#### [Article]

# Who reads Edgar Allan Poe...the best darkest man since.



## Shadeslayer (Oct 18, 2004)

I enjoy Edgar Allan Poe, even if the guy is a bit wacko. I mean, he did marry his OWN cousin, Annabel Lee. A bit sick, but oh well, he had his rights back then of course. 

I write a few dark poetry and stories myself, and I always look at Poe's work for references. He really can keep us all in a spook and scary suspense. 

One of my personal favorites are:

*A Tale-Tell-Heart (that was freaky)

A poem for Annabel Lee, his wife.

Alone

The Bells*
and at last:

*The Raven*

Annabel Lee is indeed a poem that captured my heart. He can describe his love for her out of pure touch, emotion, and spirit. Poe had a great talent back then, but he still influences many of us now. What do you think of him?


----------



## D4rk_3|f (Oct 18, 2004)

Never read him I must say...*Oops*


----------



## Talia_Brie (Oct 19, 2004)

His style is a little dense, but that was characteristic of the period. I cna only read him if I imagine someone reading it to me, like a little voice in my head. "The Fall of the House of Usher" is a great piece of gothic fiction, and I've also read "The Pit and the Pendulum" which is about the inquisitions.

Very menacing.


----------



## daniela (Oct 19, 2004)

I used to read Poe often in middle school and high school.  My favourites were "The Pit and the Pendulum", "The Black Cat", "The Cask of Amontillado", "Hop Frog or the Eight Chained Ourang-Outangs", and "Diddling - Considered as One of the Exact Sciences."  That last one is quite funny and not about what you guys may be thinking when you first read the title.  For anyone who is interested the above works and many more can be viewed here.  It is not a complete collection but all of Poe's best works are there.

--DM--

Edit:  Here is another link that I find very interesting.


----------



## Chris (Oct 19, 2004)

I like The Tell Tale Heart, a very cool piece.

I friggen love The Raven. I love reading it, it's so beautiful and fun to read.


----------



## asdar (Oct 19, 2004)

I absolutely love Poe. 

I think he's possibly the best poet of all time.

The whole marrying the cousin thing was way over blown as twisted. It was a different time and different customs. He wasn't as freaky as people made him out to be.

He was poor for practically his whole life editing for various magazines and watching hacks get money for lesser works than his every day. 

I like the Raven the best but everything he's written is wonderful technically. It's a mistake not to read everything he's written if you want to be a poet.

#### [What is required]
Answer these from the Poe thread:
(a) Which story does Talia_Brie say is about the inquisitions?
(b) Which of daniela's favorites does she call quite funny?
(c) Which of Poe's works does asdar like best?

#### [Dataset extract]
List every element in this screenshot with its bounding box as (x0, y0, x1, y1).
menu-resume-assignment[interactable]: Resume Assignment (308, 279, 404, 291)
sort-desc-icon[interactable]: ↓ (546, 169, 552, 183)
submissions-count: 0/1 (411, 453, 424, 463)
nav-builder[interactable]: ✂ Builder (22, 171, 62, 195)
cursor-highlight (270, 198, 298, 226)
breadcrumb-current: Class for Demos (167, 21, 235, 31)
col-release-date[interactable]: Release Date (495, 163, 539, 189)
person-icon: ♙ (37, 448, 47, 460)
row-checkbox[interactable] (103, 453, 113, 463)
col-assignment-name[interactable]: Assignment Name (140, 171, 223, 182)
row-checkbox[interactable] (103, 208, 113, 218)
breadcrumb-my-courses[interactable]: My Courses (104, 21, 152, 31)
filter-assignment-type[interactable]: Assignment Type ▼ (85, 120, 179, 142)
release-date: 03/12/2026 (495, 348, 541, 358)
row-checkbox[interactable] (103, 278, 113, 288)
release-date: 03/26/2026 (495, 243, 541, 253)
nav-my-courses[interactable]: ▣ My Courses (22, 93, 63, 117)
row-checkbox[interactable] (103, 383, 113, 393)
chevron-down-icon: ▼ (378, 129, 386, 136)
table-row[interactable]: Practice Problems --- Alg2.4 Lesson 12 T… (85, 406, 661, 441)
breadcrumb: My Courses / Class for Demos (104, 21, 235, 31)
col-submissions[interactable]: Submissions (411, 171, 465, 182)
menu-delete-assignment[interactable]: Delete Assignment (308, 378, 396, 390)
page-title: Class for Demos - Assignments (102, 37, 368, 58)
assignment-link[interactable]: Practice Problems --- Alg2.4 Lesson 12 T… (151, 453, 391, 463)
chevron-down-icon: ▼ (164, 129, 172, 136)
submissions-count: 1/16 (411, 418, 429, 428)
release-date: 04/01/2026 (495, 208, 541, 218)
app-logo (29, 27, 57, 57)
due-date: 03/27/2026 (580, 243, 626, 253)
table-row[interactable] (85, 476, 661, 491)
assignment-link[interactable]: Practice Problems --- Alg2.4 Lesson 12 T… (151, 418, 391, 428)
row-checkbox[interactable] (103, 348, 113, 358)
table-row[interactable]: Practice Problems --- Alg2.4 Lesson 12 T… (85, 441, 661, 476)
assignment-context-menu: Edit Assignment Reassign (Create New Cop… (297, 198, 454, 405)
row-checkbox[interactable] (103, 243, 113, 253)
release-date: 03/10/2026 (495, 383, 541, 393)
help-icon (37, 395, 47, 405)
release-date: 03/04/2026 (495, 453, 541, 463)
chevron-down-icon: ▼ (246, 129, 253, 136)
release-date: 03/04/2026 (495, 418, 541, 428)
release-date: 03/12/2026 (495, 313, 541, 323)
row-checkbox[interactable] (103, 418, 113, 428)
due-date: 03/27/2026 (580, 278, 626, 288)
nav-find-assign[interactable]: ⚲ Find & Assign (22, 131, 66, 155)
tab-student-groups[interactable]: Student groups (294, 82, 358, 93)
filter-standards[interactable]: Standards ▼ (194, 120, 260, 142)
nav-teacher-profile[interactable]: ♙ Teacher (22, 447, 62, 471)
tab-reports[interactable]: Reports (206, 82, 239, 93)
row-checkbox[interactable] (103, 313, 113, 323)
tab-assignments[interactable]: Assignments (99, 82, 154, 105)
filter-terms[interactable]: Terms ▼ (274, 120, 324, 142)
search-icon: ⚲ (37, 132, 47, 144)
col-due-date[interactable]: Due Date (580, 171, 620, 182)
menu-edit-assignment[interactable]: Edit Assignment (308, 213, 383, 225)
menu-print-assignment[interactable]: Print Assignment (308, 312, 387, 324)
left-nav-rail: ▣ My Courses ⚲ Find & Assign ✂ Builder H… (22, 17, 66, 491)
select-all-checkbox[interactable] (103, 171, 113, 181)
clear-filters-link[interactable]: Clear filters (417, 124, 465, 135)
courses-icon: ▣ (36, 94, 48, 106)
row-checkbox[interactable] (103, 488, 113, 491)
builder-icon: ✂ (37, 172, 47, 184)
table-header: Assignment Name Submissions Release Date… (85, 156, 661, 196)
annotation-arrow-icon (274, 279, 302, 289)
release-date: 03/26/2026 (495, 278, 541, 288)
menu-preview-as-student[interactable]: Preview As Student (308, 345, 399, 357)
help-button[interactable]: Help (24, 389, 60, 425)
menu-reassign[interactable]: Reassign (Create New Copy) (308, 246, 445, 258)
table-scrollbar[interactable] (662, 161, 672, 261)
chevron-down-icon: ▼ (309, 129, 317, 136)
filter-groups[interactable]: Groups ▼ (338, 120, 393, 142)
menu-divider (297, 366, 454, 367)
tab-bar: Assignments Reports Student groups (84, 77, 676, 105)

#### [Solution to this exercise]
(a) "The Pit and the Pendulum"
(b) "Diddling - Considered as One of the Exact Sciences"
(c) The Raven